**THE TASK:** Copy out exactly each line from the line with "OCR this image." through the last line of the material below.

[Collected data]
------------
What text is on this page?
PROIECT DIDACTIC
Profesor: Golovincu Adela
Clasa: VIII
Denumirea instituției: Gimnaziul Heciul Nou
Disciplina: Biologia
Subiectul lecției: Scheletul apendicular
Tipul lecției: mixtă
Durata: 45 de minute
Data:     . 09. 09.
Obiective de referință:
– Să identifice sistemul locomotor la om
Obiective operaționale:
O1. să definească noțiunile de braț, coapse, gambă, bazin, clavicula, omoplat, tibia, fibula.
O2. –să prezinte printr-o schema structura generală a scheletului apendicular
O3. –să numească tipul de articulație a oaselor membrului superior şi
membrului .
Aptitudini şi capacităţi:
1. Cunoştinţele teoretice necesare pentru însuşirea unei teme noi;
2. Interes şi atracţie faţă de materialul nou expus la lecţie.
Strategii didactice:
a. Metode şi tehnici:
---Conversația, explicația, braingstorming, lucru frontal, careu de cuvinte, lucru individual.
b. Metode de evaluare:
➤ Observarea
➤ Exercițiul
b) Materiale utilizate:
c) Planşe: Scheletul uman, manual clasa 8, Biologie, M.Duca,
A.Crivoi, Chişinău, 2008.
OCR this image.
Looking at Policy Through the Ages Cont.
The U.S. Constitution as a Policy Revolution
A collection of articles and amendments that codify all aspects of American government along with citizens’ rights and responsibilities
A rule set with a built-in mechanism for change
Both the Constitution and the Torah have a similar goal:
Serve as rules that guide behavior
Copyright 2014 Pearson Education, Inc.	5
------------
**CORRECT OUTPUT:**
OCR this image.
Looking at Policy Through the Ages Cont.
The U.S. Constitution as a Policy Revolution
A collection of articles and amendments that codify all aspects of American government along with citizens’ rights and responsibilities
A rule set with a built-in mechanism for change
Both the Constitution and the Torah have a similar goal:
Serve as rules that guide behavior
Copyright 2014 Pearson Education, Inc.	5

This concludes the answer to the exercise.